[SELECTION]
Title: What happens when the jig is up? When they are found out... Post by: boatingwoman on May 07, 2013, 06:06:36 PM Hello. I haven't been here in a while, having gone NC with my uBPDs. I chose to break NC when she had her baby (ugh... . she procreated), knowing it wouldn't end well. The baby is precious and while I feel sorry for the baby, I enjoyed having the baby around (more than I anticipated).
Well you all know the story-- didn't last more than 3 months. BPDS and by Dsociopath with schizo tendencies BIL moved into FOO home recently and BPDs went right to work destroying every relationship she had. She is so unbalanced right now, people have figured her out. They know she is crazy and they see (and have experienced) her destructive nature and see she won't get help and then figure out that she won't get help because she doesn't know how crazy she is-- thus making her really truly crazy. Some extended family have started to wonder if she is "dangerous", and she is losing friends fast. People don't know what to do because she won't get help. I have gone NC, have set rules on all her email accounts I know of, have changed my VM to YouMail so I can block her from leaving messages on iPhone, am calling AT&T tomorrow to see how to turn off my home voicemail, etc. Has anyone been around at the point where everyone sees this for what it is-- she can't manipulate any more. Curious if anyone has a story. I hope this makes sense-- I'm trying to be a little vague. Thanks. Title: Re: What happens when the jig is up? When they are found out... Post by: boatingwoman on May 07, 2013, 06:11:13 PM Oh and the really interesting point is that family have realized that I'm not antagonizing her and that she is deliberately harassing me. I didn't need their validation, but better late than never... .

[DATA BLOCK]
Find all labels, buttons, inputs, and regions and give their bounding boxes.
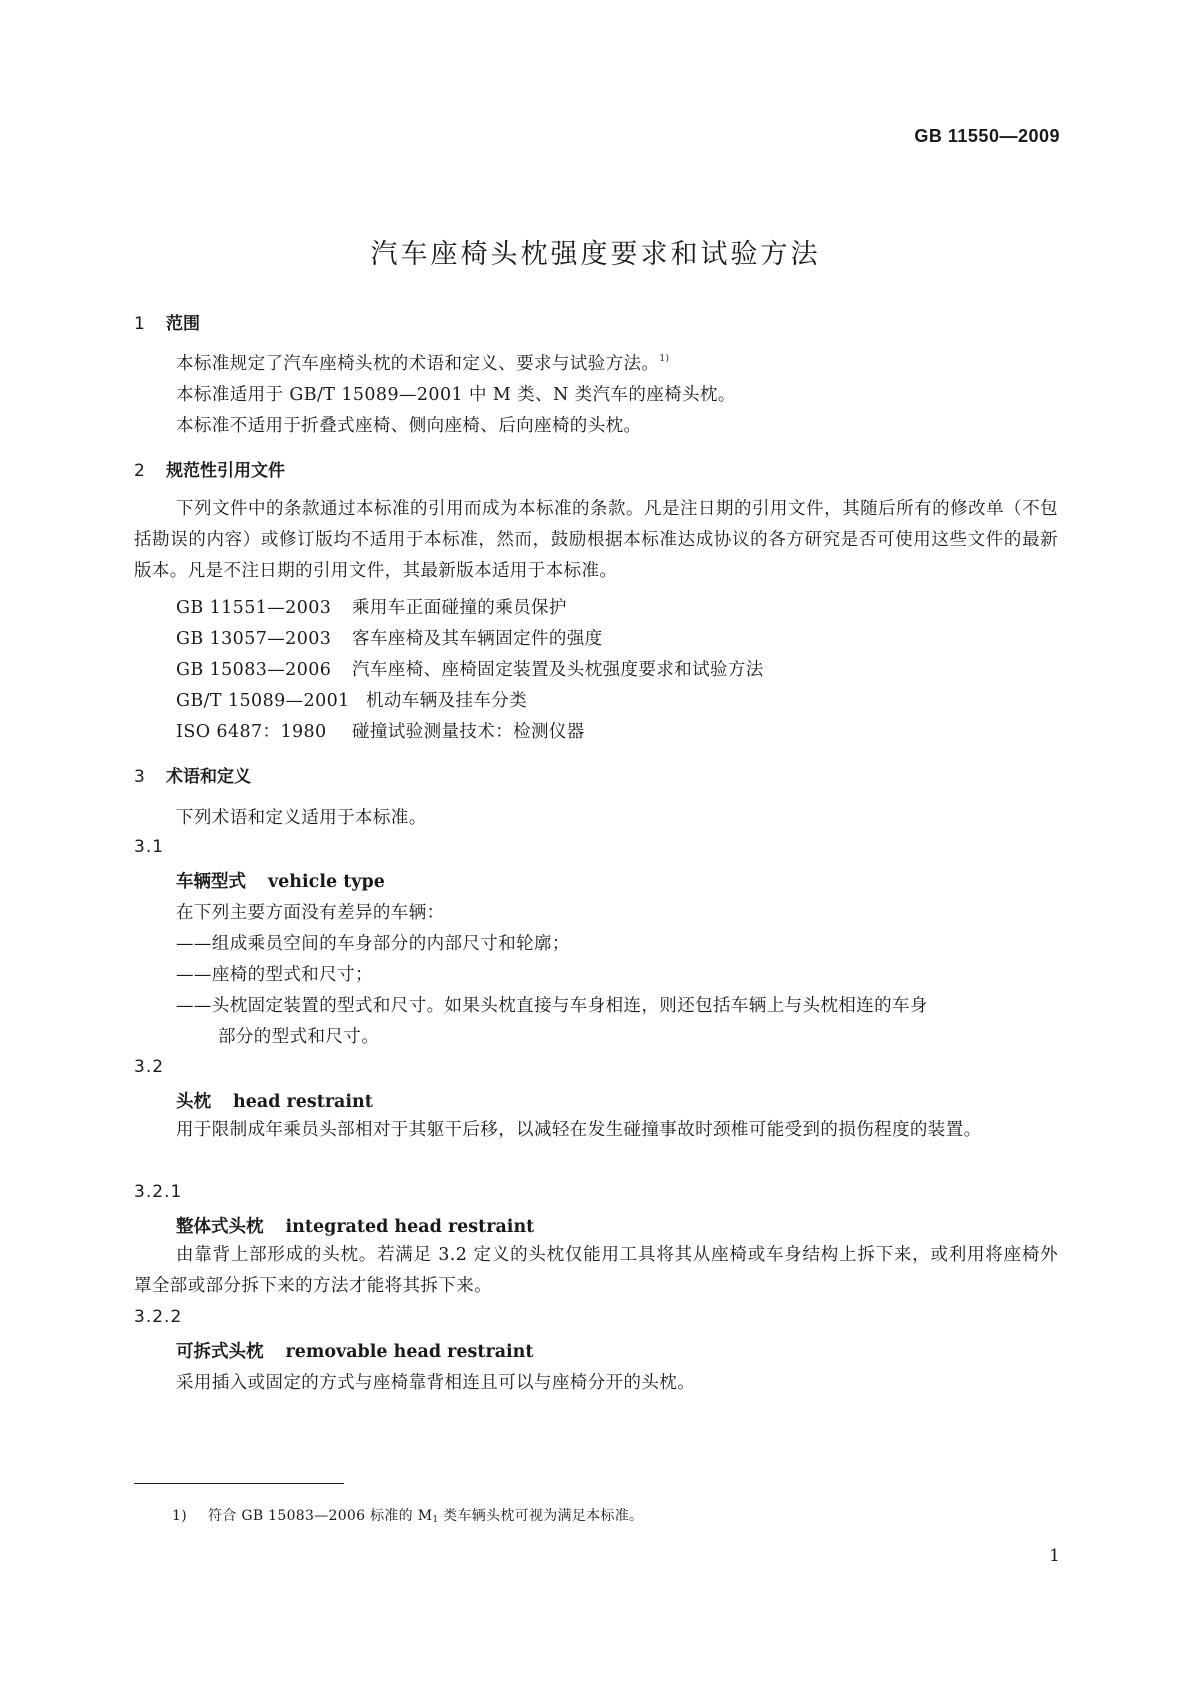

[SHORT PROBLEM A]
In the forum thread:
(i) What event led the poster to break NC?
(ii) Which company does the poster plan to call tomorrow?
(iii) What have family members realized about the poster and her?
[SHORT PROBLEM B]
Rewrite the forum thread's text between "Title: What happens" and "than I anticipated).", inclusive, changing "baby" to "infant".
[SHORT PROBLEM C]
Continue the forum thread from its last sentence.

[RESPONSE A]
(i) She had her baby.
(ii) AT&T.
(iii) That the poster is not antagonizing her and that she is deliberately harassing the poster.

[RESPONSE B]
Title: What happens when the jig is up? When they are found out... Post by: boatingwoman on May 07, 2013, 06:06:36 PM Hello. I haven't been here in a while, having gone NC with my uBPDs. I chose to break NC when she had her infant (ugh... . she procreated), knowing it wouldn't end well. The infant is precious and while I feel sorry for the infant, I enjoyed having the infant around (more than I anticipated).

[RESPONSE C]
I credit NC for their realizations. It clarified the situation for people when I removed myself from her life. Title: Re: What happens when the jig is up? When they are found out... Post by: ScarletOlive on May 07, 2013, 11:27:08 PM Hi boatingwoman,
It sounds like you've got some good boundaries set up. Are they helping you find peace? When you say rules on her email accounts, what does this mean? In my life, my good friends see her for who she is. It helps not to let things phase me. :) Title: Re: What happens when the jig is up? When they are found out... Post by: boatingwoman on May 08, 2013, 08:32:12 AM For my email, I can go into preferences and then set a series of rules, like:
Rule 1: if anyone emails me with XXX email, then (choices) send to junk mail. Rule 2: if anyone emails me from the name: XXX and YYY, then send to junk mail. Rule 3:. If anyone sends an email from XXXX email, send to junk Email and reply: (I put in text). For Rule 3, I copied the text from a bounce I received because I misspelled the person's email, and it said "not a valid email address", so that will go to BPDS and hopefully she will believe I got rid of my email address. I hope this makes sense, I'm rushing. It is basically steps to protect myself from her barrage of crazy abusive emails saying the devil got me... . Ain't nobody got time for that! Title: Re: What happens when the jig is up? When they are found out... Post by: Clearmind on May 08, 2013, 09:15:47 PM Yes, this week! My aunt is a low functioning BPD. She does not work and loves email.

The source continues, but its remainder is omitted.